BEGIN INPUT FOR THIS TASK

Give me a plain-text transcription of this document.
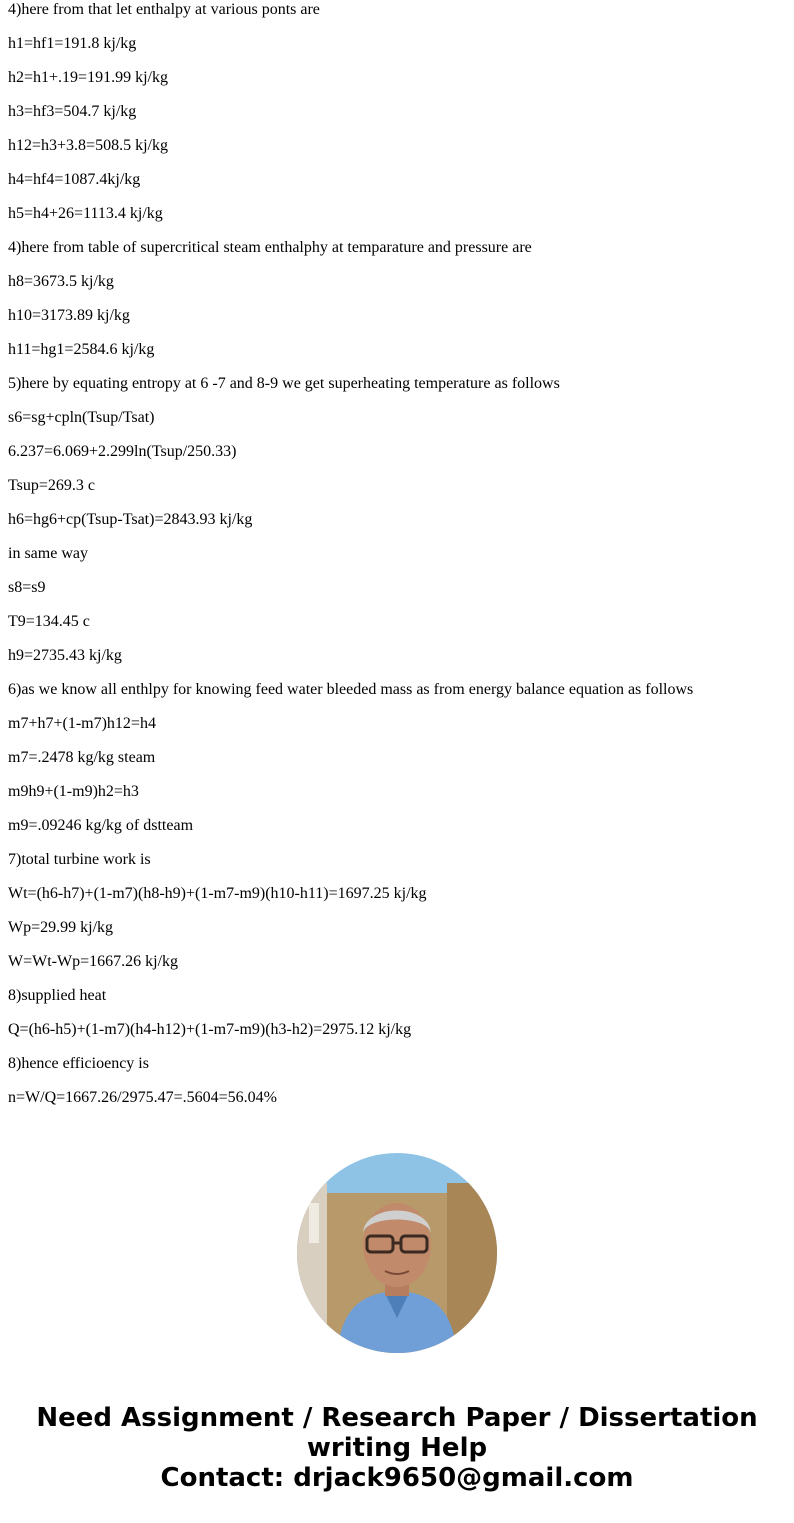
4)here from that let enthalpy at various ponts are
h1=hf1=191.8 kj/kg
h2=h1+.19=191.99 kj/kg
h3=hf3=504.7 kj/kg
h12=h3+3.8=508.5 kj/kg
h4=hf4=1087.4kj/kg
h5=h4+26=1113.4 kj/kg
4)here from table of supercritical steam enthalphy at temparature and pressure are
h8=3673.5 kj/kg
h10=3173.89 kj/kg
h11=hg1=2584.6 kj/kg
5)here by equating entropy at 6 -7 and 8-9 we get superheating temperature as follows
s6=sg+cpln(Tsup/Tsat)
6.237=6.069+2.299ln(Tsup/250.33)
Tsup=269.3 c
h6=hg6+cp(Tsup-Tsat)=2843.93 kj/kg
in same way
s8=s9
T9=134.45 c
h9=2735.43 kj/kg
6)as we know all enthlpy for knowing feed water bleeded mass as from energy balance equation as follows
m7+h7+(1-m7)h12=h4
m7=.2478 kg/kg steam
m9h9+(1-m9)h2=h3
m9=.09246 kg/kg of dstteam
7)total turbine work is
Wt=(h6-h7)+(1-m7)(h8-h9)+(1-m7-m9)(h10-h11)=1697.25 kj/kg
Wp=29.99 kj/kg
W=Wt-Wp=1667.26 kj/kg
8)supplied heat
Q=(h6-h5)+(1-m7)(h4-h12)+(1-m7-m9)(h3-h2)=2975.12 kj/kg
8)hence efficioency is
n=W/Q=1667.26/2975.47=.5604=56.04%
Need Assignment / Research Paper / Dissertation
writing Help
Contact: drjack9650@gmail.com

END INPUT FOR THIS TASK

REQUIRED WORK. Output every entry verbatim. Pictures do not belong in the copy.

OUTPUT.
Give me a plain-text transcription of this document.
4)here from that let enthalpy at various ponts are
h1=hf1=191.8 kj/kg
h2=h1+.19=191.99 kj/kg
h3=hf3=504.7 kj/kg
h12=h3+3.8=508.5 kj/kg
h4=hf4=1087.4kj/kg
h5=h4+26=1113.4 kj/kg
4)here from table of supercritical steam enthalphy at temparature and pressure are
h8=3673.5 kj/kg
h10=3173.89 kj/kg
h11=hg1=2584.6 kj/kg
5)here by equating entropy at 6 -7 and 8-9 we get superheating temperature as follows
s6=sg+cpln(Tsup/Tsat)
6.237=6.069+2.299ln(Tsup/250.33)
Tsup=269.3 c
h6=hg6+cp(Tsup-Tsat)=2843.93 kj/kg
in same way
s8=s9
T9=134.45 c
h9=2735.43 kj/kg
6)as we know all enthlpy for knowing feed water bleeded mass as from energy balance equation as follows
m7+h7+(1-m7)h12=h4
m7=.2478 kg/kg steam
m9h9+(1-m9)h2=h3
m9=.09246 kg/kg of dstteam
7)total turbine work is
Wt=(h6-h7)+(1-m7)(h8-h9)+(1-m7-m9)(h10-h11)=1697.25 kj/kg
Wp=29.99 kj/kg
W=Wt-Wp=1667.26 kj/kg
8)supplied heat
Q=(h6-h5)+(1-m7)(h4-h12)+(1-m7-m9)(h3-h2)=2975.12 kj/kg
8)hence efficioency is
n=W/Q=1667.26/2975.47=.5604=56.04%
Need Assignment / Research Paper / Dissertation
writing Help
Contact: drjack9650@gmail.com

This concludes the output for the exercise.